Extracted data entries
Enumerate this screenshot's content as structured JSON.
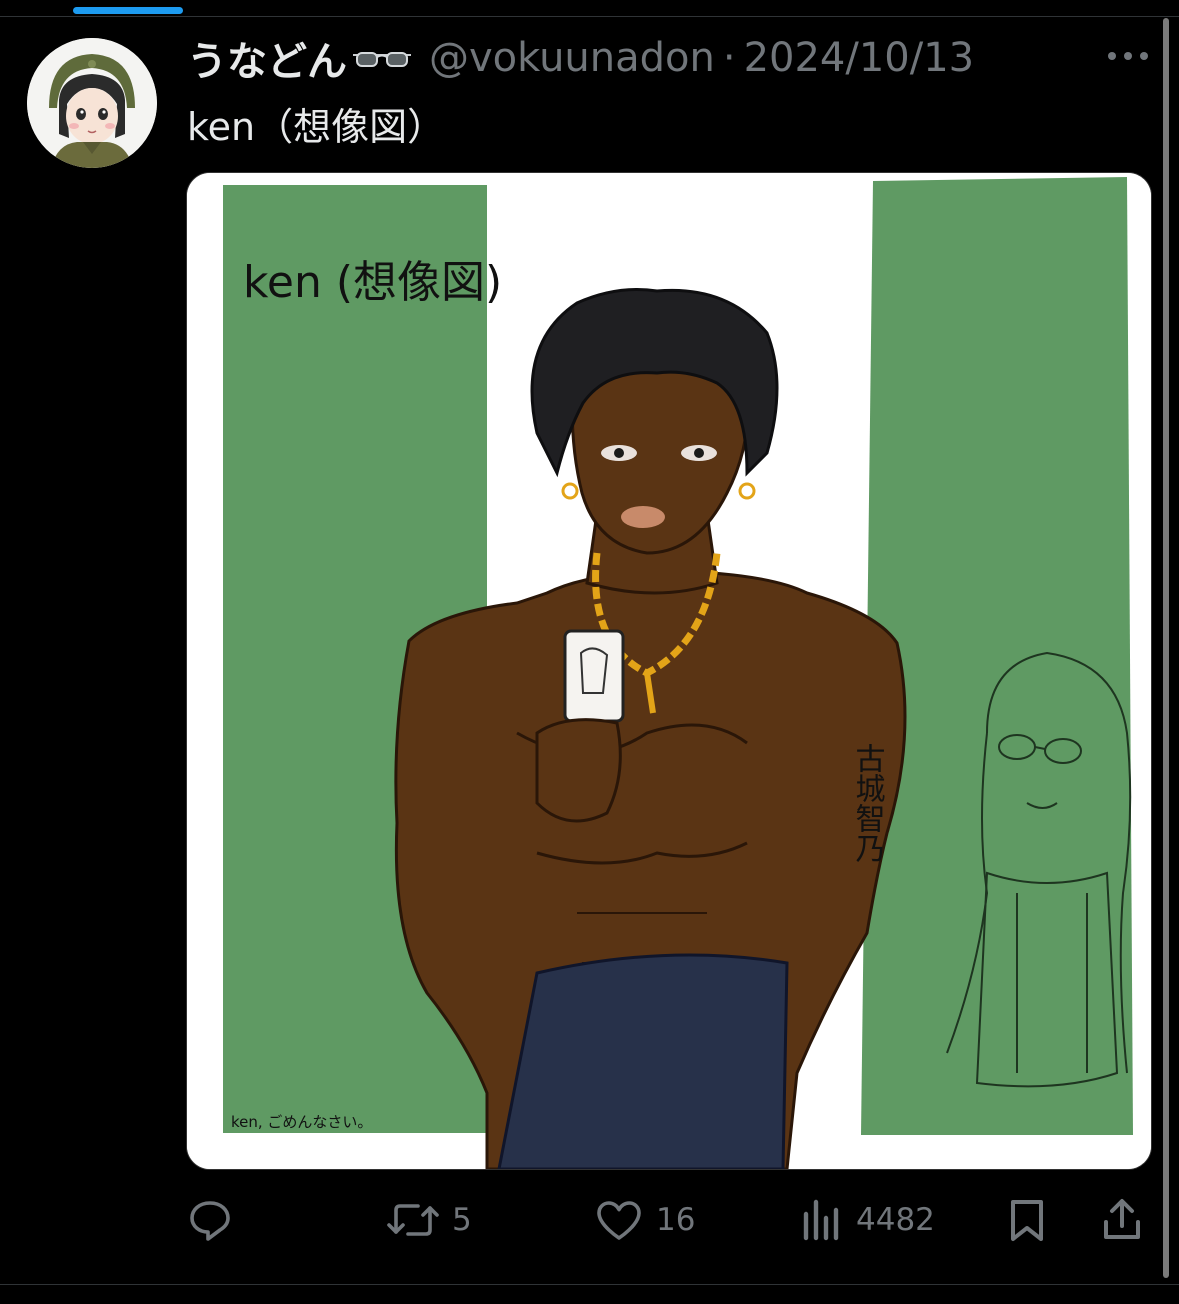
{
  "tweet": {
    "display_name": "うなどん",
    "name_emoji_icon": "sunglasses-icon",
    "handle": "@vokuunadon",
    "separator": "·",
    "date": "2024/10/13",
    "text": "ken（想像図）"
  },
  "media": {
    "drawing_title": "ken (想像図)",
    "drawing_signature": "ken, ごめんなさい。",
    "tattoo_text": "古城智乃"
  },
  "actions": {
    "reply": {
      "icon": "reply-icon",
      "count": ""
    },
    "retweet": {
      "icon": "retweet-icon",
      "count": "5"
    },
    "like": {
      "icon": "heart-icon",
      "count": "16"
    },
    "views": {
      "icon": "views-chart-icon",
      "count": "4482"
    },
    "bookmark": {
      "icon": "bookmark-icon"
    },
    "share": {
      "icon": "share-icon"
    }
  },
  "colors": {
    "accent_blue": "#1d9bf0",
    "muted_text": "#71767b",
    "drawing_green": "#5f9a63",
    "skin": "#5a3414",
    "jeans": "#27314a",
    "chain_gold": "#e3a418"
  }
}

Problem details>
Return to the listing above and set it down exactly, leaving out its pictures.

Full response>
Enumerate this screenshot's content as structured JSON.
{
  "tweet": {
    "display_name": "うなどん",
    "name_emoji_icon": "sunglasses-icon",
    "handle": "@vokuunadon",
    "separator": "·",
    "date": "2024/10/13",
    "text": "ken（想像図）"
  },
  "media": {
    "drawing_title": "ken (想像図)",
    "drawing_signature": "ken, ごめんなさい。",
    "tattoo_text": "古城智乃"
  },
  "actions": {
    "reply": {
      "icon": "reply-icon",
      "count": ""
    },
    "retweet": {
      "icon": "retweet-icon",
      "count": "5"
    },
    "like": {
      "icon": "heart-icon",
      "count": "16"
    },
    "views": {
      "icon": "views-chart-icon",
      "count": "4482"
    },
    "bookmark": {
      "icon": "bookmark-icon"
    },
    "share": {
      "icon": "share-icon"
    }
  },
  "colors": {
    "accent_blue": "#1d9bf0",
    "muted_text": "#71767b",
    "drawing_green": "#5f9a63",
    "skin": "#5a3414",
    "jeans": "#27314a",
    "chain_gold": "#e3a418"
  }
}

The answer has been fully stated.